(Stored dataset items)
________________________________________

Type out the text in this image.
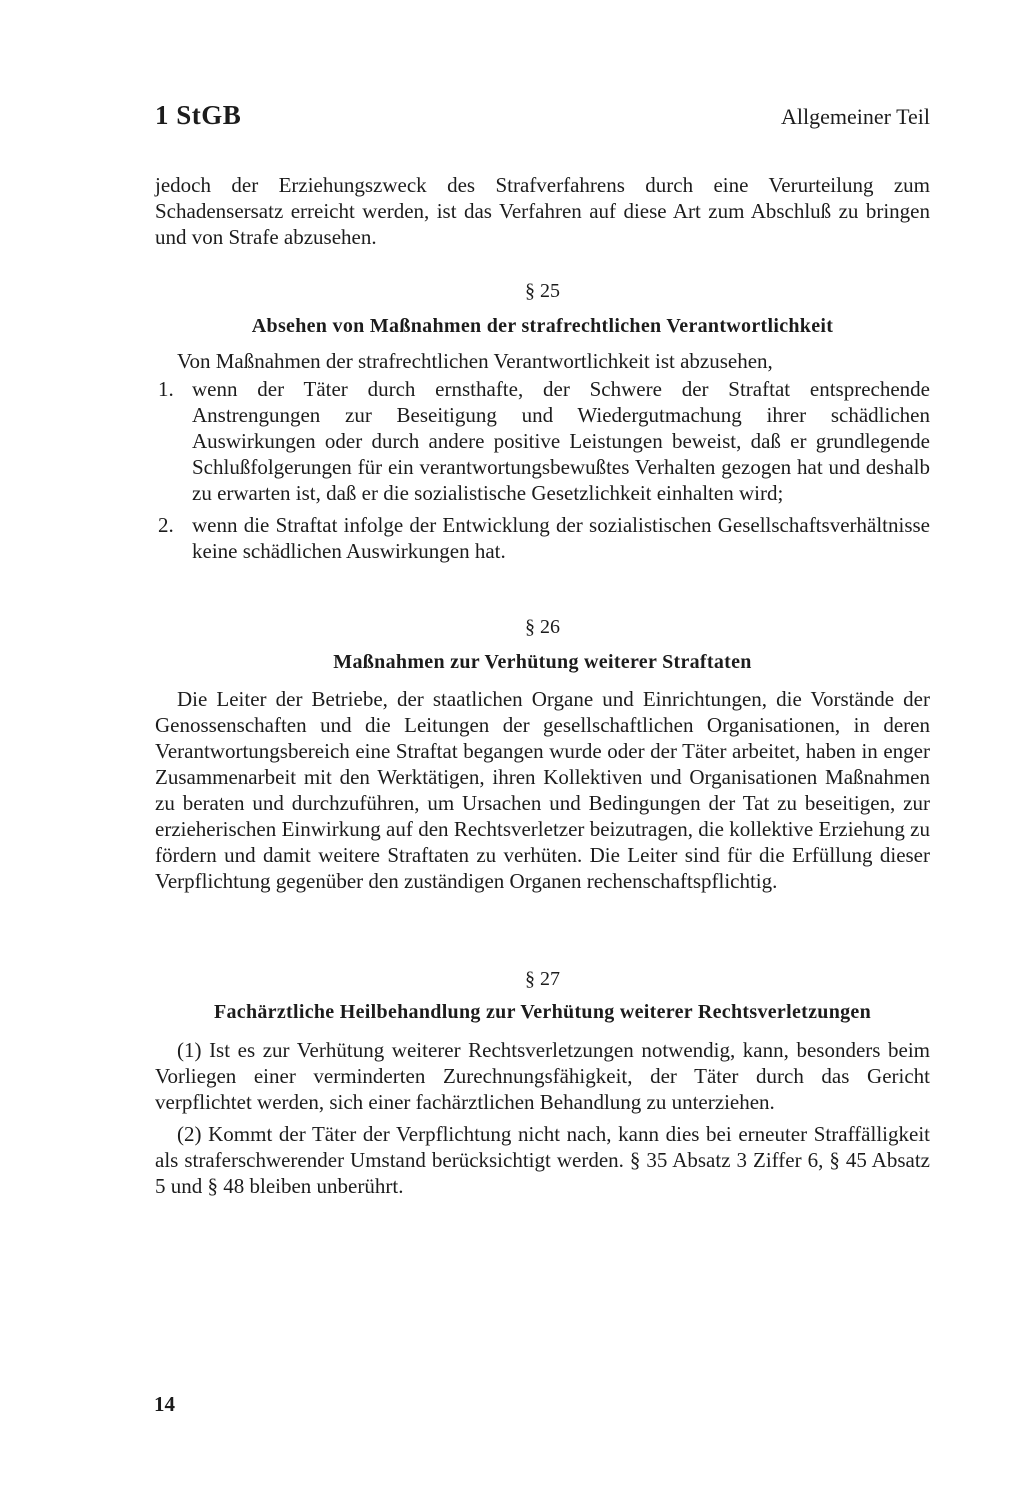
1 StGB	Allgemeiner Teil

jedoch der Erziehungszweck des Strafverfahrens durch eine Verurteilung zum Schadensersatz erreicht werden, ist das Verfahren auf diese Art zum Abschluß zu bringen und von Strafe abzusehen.

§ 25
Absehen von Maßnahmen der strafrechtlichen Verantwortlichkeit

Von Maßnahmen der strafrechtlichen Verantwortlichkeit ist abzusehen,

1. wenn der Täter durch ernsthafte, der Schwere der Straftat entsprechende Anstrengungen zur Beseitigung und Wiedergutmachung ihrer schädlichen Auswirkungen oder durch andere positive Leistungen beweist, daß er grundlegende Schlußfolgerungen für ein verantwortungsbewußtes Verhalten gezogen hat und deshalb zu erwarten ist, daß er die sozialistische Gesetzlichkeit einhalten wird;

2. wenn die Straftat infolge der Entwicklung der sozialistischen Gesellschaftsverhältnisse keine schädlichen Auswirkungen hat.

§ 26
Maßnahmen zur Verhütung weiterer Straftaten

Die Leiter der Betriebe, der staatlichen Organe und Einrichtungen, die Vorstände der Genossenschaften und die Leitungen der gesellschaftlichen Organisationen, in deren Verantwortungsbereich eine Straftat begangen wurde oder der Täter arbeitet, haben in enger Zusammenarbeit mit den Werktätigen, ihren Kollektiven und Organisationen Maßnahmen zu beraten und durchzuführen, um Ursachen und Bedingungen der Tat zu beseitigen, zur erzieherischen Einwirkung auf den Rechtsverletzer beizutragen, die kollektive Erziehung zu fördern und damit weitere Straftaten zu verhüten. Die Leiter sind für die Erfüllung dieser Verpflichtung gegenüber den zuständigen Organen rechenschaftspflichtig.

§ 27
Fachärztliche Heilbehandlung zur Verhütung weiterer Rechtsverletzungen

(1) Ist es zur Verhütung weiterer Rechtsverletzungen notwendig, kann, besonders beim Vorliegen einer verminderten Zurechnungsfähigkeit, der Täter durch das Gericht verpflichtet werden, sich einer fachärztlichen Behandlung zu unterziehen.

(2) Kommt der Täter der Verpflichtung nicht nach, kann dies bei erneuter Straffälligkeit als straferschwerender Umstand berücksichtigt werden. § 35 Absatz 3 Ziffer 6, § 45 Absatz 5 und § 48 bleiben unberührt.

14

________________________________________

:: Written problem ::
Reproduce all of the data exactly, omitting each picture it holds.

:: Result of the task ::
Type out the text in this image.
1 StGB	Allgemeiner Teil

jedoch der Erziehungszweck des Strafverfahrens durch eine Verurteilung zum Schadensersatz erreicht werden, ist das Verfahren auf diese Art zum Abschluß zu bringen und von Strafe abzusehen.

§ 25
Absehen von Maßnahmen der strafrechtlichen Verantwortlichkeit

Von Maßnahmen der strafrechtlichen Verantwortlichkeit ist abzusehen,

1. wenn der Täter durch ernsthafte, der Schwere der Straftat entsprechende Anstrengungen zur Beseitigung und Wiedergutmachung ihrer schädlichen Auswirkungen oder durch andere positive Leistungen beweist, daß er grundlegende Schlußfolgerungen für ein verantwortungsbewußtes Verhalten gezogen hat und deshalb zu erwarten ist, daß er die sozialistische Gesetzlichkeit einhalten wird;

2. wenn die Straftat infolge der Entwicklung der sozialistischen Gesellschaftsverhältnisse keine schädlichen Auswirkungen hat.

§ 26
Maßnahmen zur Verhütung weiterer Straftaten

Die Leiter der Betriebe, der staatlichen Organe und Einrichtungen, die Vorstände der Genossenschaften und die Leitungen der gesellschaftlichen Organisationen, in deren Verantwortungsbereich eine Straftat begangen wurde oder der Täter arbeitet, haben in enger Zusammenarbeit mit den Werktätigen, ihren Kollektiven und Organisationen Maßnahmen zu beraten und durchzuführen, um Ursachen und Bedingungen der Tat zu beseitigen, zur erzieherischen Einwirkung auf den Rechtsverletzer beizutragen, die kollektive Erziehung zu fördern und damit weitere Straftaten zu verhüten. Die Leiter sind für die Erfüllung dieser Verpflichtung gegenüber den zuständigen Organen rechenschaftspflichtig.

§ 27
Fachärztliche Heilbehandlung zur Verhütung weiterer Rechtsverletzungen

(1) Ist es zur Verhütung weiterer Rechtsverletzungen notwendig, kann, besonders beim Vorliegen einer verminderten Zurechnungsfähigkeit, der Täter durch das Gericht verpflichtet werden, sich einer fachärztlichen Behandlung zu unterziehen.

(2) Kommt der Täter der Verpflichtung nicht nach, kann dies bei erneuter Straffälligkeit als straferschwerender Umstand berücksichtigt werden. § 35 Absatz 3 Ziffer 6, § 45 Absatz 5 und § 48 bleiben unberührt.

14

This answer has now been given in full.